_Exercise material:_
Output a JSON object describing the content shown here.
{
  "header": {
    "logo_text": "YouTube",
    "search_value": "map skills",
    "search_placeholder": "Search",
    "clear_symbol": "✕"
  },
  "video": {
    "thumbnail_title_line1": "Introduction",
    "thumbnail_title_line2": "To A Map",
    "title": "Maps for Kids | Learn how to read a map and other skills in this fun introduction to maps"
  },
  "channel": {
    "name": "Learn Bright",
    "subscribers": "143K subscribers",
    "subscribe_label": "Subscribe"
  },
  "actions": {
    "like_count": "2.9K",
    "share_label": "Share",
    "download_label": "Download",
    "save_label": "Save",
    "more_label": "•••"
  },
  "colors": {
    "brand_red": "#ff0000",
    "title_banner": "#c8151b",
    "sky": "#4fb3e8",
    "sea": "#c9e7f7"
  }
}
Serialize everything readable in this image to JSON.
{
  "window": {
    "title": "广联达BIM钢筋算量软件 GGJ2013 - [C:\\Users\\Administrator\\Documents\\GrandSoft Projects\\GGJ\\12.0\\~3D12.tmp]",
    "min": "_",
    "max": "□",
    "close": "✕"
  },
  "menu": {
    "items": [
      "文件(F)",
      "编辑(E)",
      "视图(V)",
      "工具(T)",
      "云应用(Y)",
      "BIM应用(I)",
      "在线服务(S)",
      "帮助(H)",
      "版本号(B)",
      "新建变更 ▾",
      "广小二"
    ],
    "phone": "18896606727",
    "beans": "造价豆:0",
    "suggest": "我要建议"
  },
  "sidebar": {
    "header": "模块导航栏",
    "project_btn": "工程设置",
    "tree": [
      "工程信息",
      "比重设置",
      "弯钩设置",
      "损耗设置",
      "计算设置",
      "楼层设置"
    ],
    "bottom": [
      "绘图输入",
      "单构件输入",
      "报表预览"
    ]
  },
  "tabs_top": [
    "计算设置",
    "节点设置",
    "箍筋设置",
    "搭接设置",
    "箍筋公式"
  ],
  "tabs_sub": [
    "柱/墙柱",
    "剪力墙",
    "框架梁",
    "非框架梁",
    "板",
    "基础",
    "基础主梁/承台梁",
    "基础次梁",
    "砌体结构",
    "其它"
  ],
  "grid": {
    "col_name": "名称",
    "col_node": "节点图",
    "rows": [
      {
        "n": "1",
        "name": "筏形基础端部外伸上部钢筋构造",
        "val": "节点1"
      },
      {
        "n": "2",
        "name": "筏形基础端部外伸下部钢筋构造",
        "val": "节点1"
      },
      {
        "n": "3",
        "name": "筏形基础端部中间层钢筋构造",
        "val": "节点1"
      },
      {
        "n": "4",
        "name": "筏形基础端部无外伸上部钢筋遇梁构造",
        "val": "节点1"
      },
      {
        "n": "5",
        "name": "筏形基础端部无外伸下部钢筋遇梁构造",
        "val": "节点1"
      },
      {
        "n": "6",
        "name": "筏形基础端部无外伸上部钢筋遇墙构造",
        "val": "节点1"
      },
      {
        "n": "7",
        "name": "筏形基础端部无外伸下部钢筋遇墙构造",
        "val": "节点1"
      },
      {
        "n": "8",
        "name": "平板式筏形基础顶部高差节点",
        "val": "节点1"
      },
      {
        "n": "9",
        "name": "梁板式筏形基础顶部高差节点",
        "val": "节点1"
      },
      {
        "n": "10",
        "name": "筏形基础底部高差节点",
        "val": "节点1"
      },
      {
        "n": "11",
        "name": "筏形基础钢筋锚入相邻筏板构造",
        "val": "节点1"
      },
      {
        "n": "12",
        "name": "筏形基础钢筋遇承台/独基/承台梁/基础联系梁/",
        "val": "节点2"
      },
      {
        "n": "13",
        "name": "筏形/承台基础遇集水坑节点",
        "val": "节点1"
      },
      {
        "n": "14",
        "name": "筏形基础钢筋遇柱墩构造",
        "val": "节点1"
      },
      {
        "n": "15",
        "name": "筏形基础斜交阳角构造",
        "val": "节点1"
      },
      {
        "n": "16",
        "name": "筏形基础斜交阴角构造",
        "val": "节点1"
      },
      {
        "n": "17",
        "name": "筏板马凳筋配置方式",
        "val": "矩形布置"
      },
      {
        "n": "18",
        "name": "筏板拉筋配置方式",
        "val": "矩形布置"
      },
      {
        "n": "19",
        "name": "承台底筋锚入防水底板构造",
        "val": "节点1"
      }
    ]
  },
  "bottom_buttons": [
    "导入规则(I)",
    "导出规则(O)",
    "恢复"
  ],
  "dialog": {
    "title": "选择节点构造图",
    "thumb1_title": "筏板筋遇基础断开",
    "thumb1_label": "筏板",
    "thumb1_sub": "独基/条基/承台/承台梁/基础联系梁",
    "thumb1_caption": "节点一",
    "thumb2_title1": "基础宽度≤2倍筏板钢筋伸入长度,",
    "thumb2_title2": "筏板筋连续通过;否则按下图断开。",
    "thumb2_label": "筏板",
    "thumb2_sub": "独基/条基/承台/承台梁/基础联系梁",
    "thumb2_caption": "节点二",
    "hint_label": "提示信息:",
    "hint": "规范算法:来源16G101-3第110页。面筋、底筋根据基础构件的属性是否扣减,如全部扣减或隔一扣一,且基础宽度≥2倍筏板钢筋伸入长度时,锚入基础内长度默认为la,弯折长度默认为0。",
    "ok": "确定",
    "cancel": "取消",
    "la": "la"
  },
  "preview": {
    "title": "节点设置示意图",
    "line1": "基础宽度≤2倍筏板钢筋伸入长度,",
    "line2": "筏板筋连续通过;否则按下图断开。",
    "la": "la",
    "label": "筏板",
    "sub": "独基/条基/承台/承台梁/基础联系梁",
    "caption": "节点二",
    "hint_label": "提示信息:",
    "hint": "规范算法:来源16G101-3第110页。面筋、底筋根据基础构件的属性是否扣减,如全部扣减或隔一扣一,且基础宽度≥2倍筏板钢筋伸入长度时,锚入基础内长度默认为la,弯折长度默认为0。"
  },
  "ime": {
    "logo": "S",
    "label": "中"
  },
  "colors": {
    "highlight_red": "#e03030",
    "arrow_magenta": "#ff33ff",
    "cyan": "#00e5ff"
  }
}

_The request:_ Check each line of the records for the word "如全部扣减或隔一扣一", and show the lines that contain it.

_Full output:_
    "hint": "规范算法:来源16G101-3第110页。面筋、底筋根据基础构件的属性是否扣减,如全部扣减或隔一扣一,且基础宽度≥2倍筏板钢筋伸入长度时,锚入基础内长度默认为la,弯折长度默认为0。",
    "hint": "规范算法:来源16G101-3第110页。面筋、底筋根据基础构件的属性是否扣减,如全部扣减或隔一扣一,且基础宽度≥2倍筏板钢筋伸入长度时,锚入基础内长度默认为la,弯折长度默认为0。"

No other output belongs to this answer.